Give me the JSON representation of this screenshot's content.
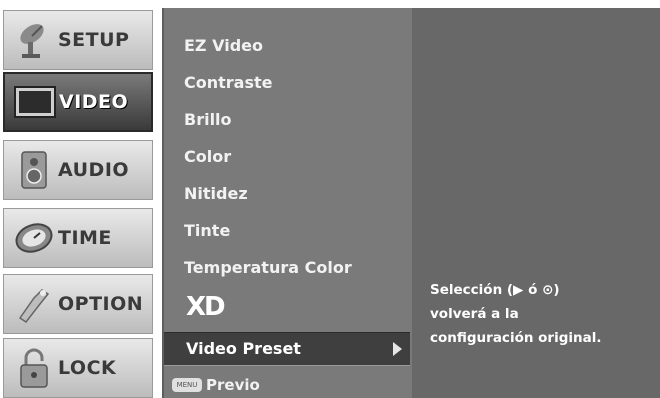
{
  "left_menu": {
    "items": [
      {
        "label": "SETUP",
        "icon": "satellite-dish-icon",
        "selected": false
      },
      {
        "label": "VIDEO",
        "icon": "tv-screen-icon",
        "selected": true
      },
      {
        "label": "AUDIO",
        "icon": "speaker-icon",
        "selected": false
      },
      {
        "label": "TIME",
        "icon": "clock-icon",
        "selected": false
      },
      {
        "label": "OPTION",
        "icon": "option-icon",
        "selected": false
      },
      {
        "label": "LOCK",
        "icon": "padlock-icon",
        "selected": false
      }
    ]
  },
  "submenu": {
    "items": [
      "EZ Video",
      "Contraste",
      "Brillo",
      "Color",
      "Nitidez",
      "Tinte",
      "Temperatura Color"
    ],
    "xd_logo": "XD",
    "highlighted_item": "Video Preset",
    "prev_key": "MENU",
    "prev_label": "Previo"
  },
  "info_panel": {
    "lines": [
      "Selección (▶ ó ⊙)",
      "volverá a la",
      "configuración original."
    ]
  },
  "colors": {
    "panel": "#7a7a7a",
    "info_panel": "#686868",
    "selected_row": "#3f3f3f"
  }
}
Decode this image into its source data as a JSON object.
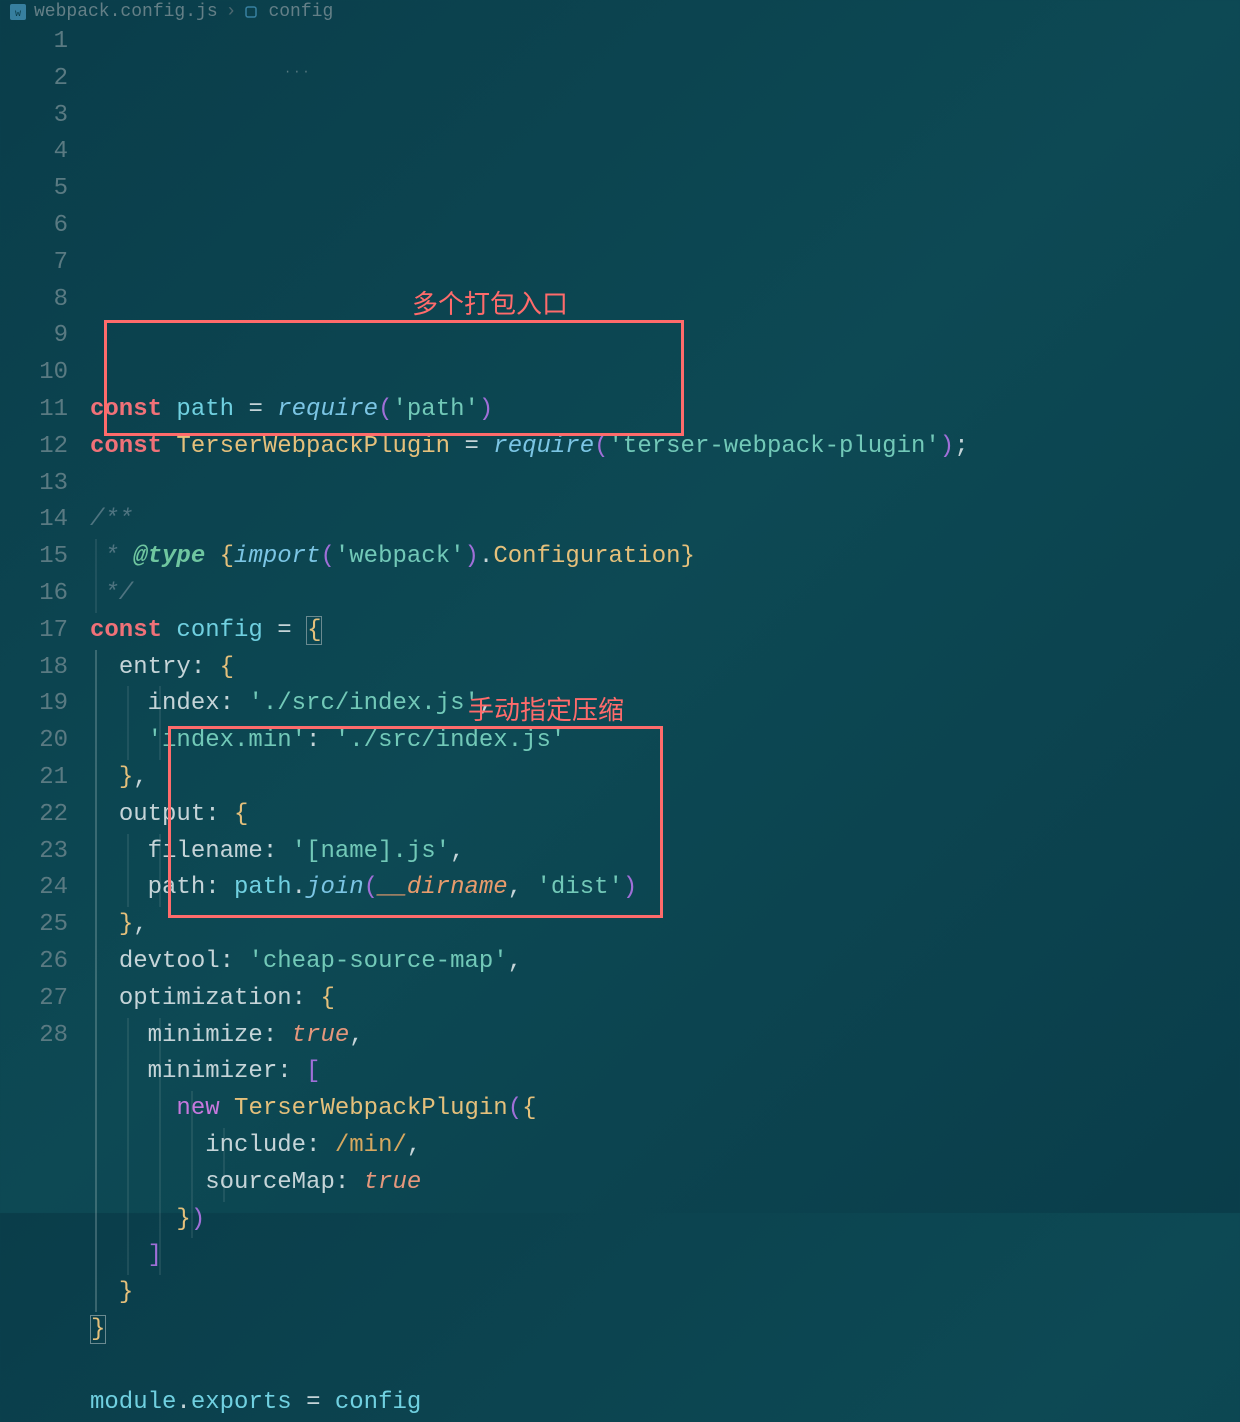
{
  "breadcrumb": {
    "file": "webpack.config.js",
    "symbol": "config"
  },
  "annotations": {
    "box1_label": "多个打包入口",
    "box2_label": "手动指定压缩"
  },
  "code": {
    "lines": [
      {
        "n": 1,
        "tokens": [
          [
            "kw",
            "const"
          ],
          [
            "op",
            " "
          ],
          [
            "var",
            "path"
          ],
          [
            "op",
            " "
          ],
          [
            "op",
            "="
          ],
          [
            "op",
            " "
          ],
          [
            "fn",
            "require"
          ],
          [
            "paren",
            "("
          ],
          [
            "str",
            "'path'"
          ],
          [
            "paren",
            ")"
          ]
        ]
      },
      {
        "n": 2,
        "tokens": [
          [
            "kw",
            "const"
          ],
          [
            "op",
            " "
          ],
          [
            "cls",
            "TerserWebpackPlugin"
          ],
          [
            "op",
            " "
          ],
          [
            "op",
            "="
          ],
          [
            "op",
            " "
          ],
          [
            "fn",
            "require"
          ],
          [
            "paren",
            "("
          ],
          [
            "str",
            "'terser-webpack-plugin'"
          ],
          [
            "paren",
            ")"
          ],
          [
            "op",
            ";"
          ]
        ]
      },
      {
        "n": 3,
        "tokens": []
      },
      {
        "n": 4,
        "tokens": [
          [
            "cmt",
            "/**"
          ]
        ]
      },
      {
        "n": 5,
        "tokens": [
          [
            "cmt",
            " * "
          ],
          [
            "tag",
            "@type"
          ],
          [
            "cmt",
            " "
          ],
          [
            "pun",
            "{"
          ],
          [
            "fn",
            "import"
          ],
          [
            "paren",
            "("
          ],
          [
            "str",
            "'webpack'"
          ],
          [
            "paren",
            ")"
          ],
          [
            "op",
            "."
          ],
          [
            "type",
            "Configuration"
          ],
          [
            "pun",
            "}"
          ]
        ]
      },
      {
        "n": 6,
        "tokens": [
          [
            "cmt",
            " */"
          ]
        ]
      },
      {
        "n": 7,
        "tokens": [
          [
            "kw",
            "const"
          ],
          [
            "op",
            " "
          ],
          [
            "var",
            "config"
          ],
          [
            "op",
            " "
          ],
          [
            "op",
            "="
          ],
          [
            "op",
            " "
          ],
          [
            "punhl",
            "{"
          ]
        ]
      },
      {
        "n": 8,
        "tokens": [
          [
            "op",
            "  "
          ],
          [
            "prop",
            "entry"
          ],
          [
            "op",
            ":"
          ],
          [
            "op",
            " "
          ],
          [
            "pun",
            "{"
          ]
        ]
      },
      {
        "n": 9,
        "tokens": [
          [
            "op",
            "    "
          ],
          [
            "prop",
            "index"
          ],
          [
            "op",
            ":"
          ],
          [
            "op",
            " "
          ],
          [
            "str",
            "'./src/index.js'"
          ],
          [
            "op",
            ","
          ]
        ]
      },
      {
        "n": 10,
        "tokens": [
          [
            "op",
            "    "
          ],
          [
            "str",
            "'index.min'"
          ],
          [
            "op",
            ":"
          ],
          [
            "op",
            " "
          ],
          [
            "str",
            "'./src/index.js'"
          ]
        ]
      },
      {
        "n": 11,
        "tokens": [
          [
            "op",
            "  "
          ],
          [
            "pun",
            "}"
          ],
          [
            "op",
            ","
          ]
        ]
      },
      {
        "n": 12,
        "tokens": [
          [
            "op",
            "  "
          ],
          [
            "prop",
            "output"
          ],
          [
            "op",
            ":"
          ],
          [
            "op",
            " "
          ],
          [
            "pun",
            "{"
          ]
        ]
      },
      {
        "n": 13,
        "tokens": [
          [
            "op",
            "    "
          ],
          [
            "prop",
            "filename"
          ],
          [
            "op",
            ":"
          ],
          [
            "op",
            " "
          ],
          [
            "str",
            "'[name].js'"
          ],
          [
            "op",
            ","
          ]
        ]
      },
      {
        "n": 14,
        "tokens": [
          [
            "op",
            "    "
          ],
          [
            "prop",
            "path"
          ],
          [
            "op",
            ":"
          ],
          [
            "op",
            " "
          ],
          [
            "var",
            "path"
          ],
          [
            "op",
            "."
          ],
          [
            "fn",
            "join"
          ],
          [
            "paren",
            "("
          ],
          [
            "paramkw",
            "__dirname"
          ],
          [
            "op",
            ","
          ],
          [
            "op",
            " "
          ],
          [
            "str",
            "'dist'"
          ],
          [
            "paren",
            ")"
          ]
        ]
      },
      {
        "n": 15,
        "tokens": [
          [
            "op",
            "  "
          ],
          [
            "pun",
            "}"
          ],
          [
            "op",
            ","
          ]
        ]
      },
      {
        "n": 16,
        "tokens": [
          [
            "op",
            "  "
          ],
          [
            "prop",
            "devtool"
          ],
          [
            "op",
            ":"
          ],
          [
            "op",
            " "
          ],
          [
            "str",
            "'cheap-source-map'"
          ],
          [
            "op",
            ","
          ]
        ]
      },
      {
        "n": 17,
        "tokens": [
          [
            "op",
            "  "
          ],
          [
            "prop",
            "optimization"
          ],
          [
            "op",
            ":"
          ],
          [
            "op",
            " "
          ],
          [
            "pun",
            "{"
          ]
        ]
      },
      {
        "n": 18,
        "tokens": [
          [
            "op",
            "    "
          ],
          [
            "prop",
            "minimize"
          ],
          [
            "op",
            ":"
          ],
          [
            "op",
            " "
          ],
          [
            "bool",
            "true"
          ],
          [
            "op",
            ","
          ]
        ]
      },
      {
        "n": 19,
        "tokens": [
          [
            "op",
            "    "
          ],
          [
            "prop",
            "minimizer"
          ],
          [
            "op",
            ":"
          ],
          [
            "op",
            " "
          ],
          [
            "paren",
            "["
          ]
        ]
      },
      {
        "n": 20,
        "tokens": [
          [
            "op",
            "      "
          ],
          [
            "kw2",
            "new"
          ],
          [
            "op",
            " "
          ],
          [
            "cls",
            "TerserWebpackPlugin"
          ],
          [
            "paren",
            "("
          ],
          [
            "pun",
            "{"
          ]
        ]
      },
      {
        "n": 21,
        "tokens": [
          [
            "op",
            "        "
          ],
          [
            "prop",
            "include"
          ],
          [
            "op",
            ":"
          ],
          [
            "op",
            " "
          ],
          [
            "regex",
            "/min/"
          ],
          [
            "op",
            ","
          ]
        ]
      },
      {
        "n": 22,
        "tokens": [
          [
            "op",
            "        "
          ],
          [
            "prop",
            "sourceMap"
          ],
          [
            "op",
            ":"
          ],
          [
            "op",
            " "
          ],
          [
            "bool",
            "true"
          ]
        ]
      },
      {
        "n": 23,
        "tokens": [
          [
            "op",
            "      "
          ],
          [
            "pun",
            "}"
          ],
          [
            "paren",
            ")"
          ]
        ]
      },
      {
        "n": 24,
        "tokens": [
          [
            "op",
            "    "
          ],
          [
            "paren",
            "]"
          ]
        ]
      },
      {
        "n": 25,
        "tokens": [
          [
            "op",
            "  "
          ],
          [
            "pun",
            "}"
          ]
        ]
      },
      {
        "n": 26,
        "tokens": [
          [
            "punhl",
            "}"
          ]
        ]
      },
      {
        "n": 27,
        "tokens": []
      },
      {
        "n": 28,
        "tokens": [
          [
            "var",
            "module"
          ],
          [
            "op",
            "."
          ],
          [
            "var",
            "exports"
          ],
          [
            "op",
            " "
          ],
          [
            "op",
            "="
          ],
          [
            "op",
            " "
          ],
          [
            "var",
            "config"
          ]
        ]
      }
    ]
  }
}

## WORK TO DO:
Tell how many lines include "icon". The number is the whole answer.

## WRITTEN RESPONSE:
6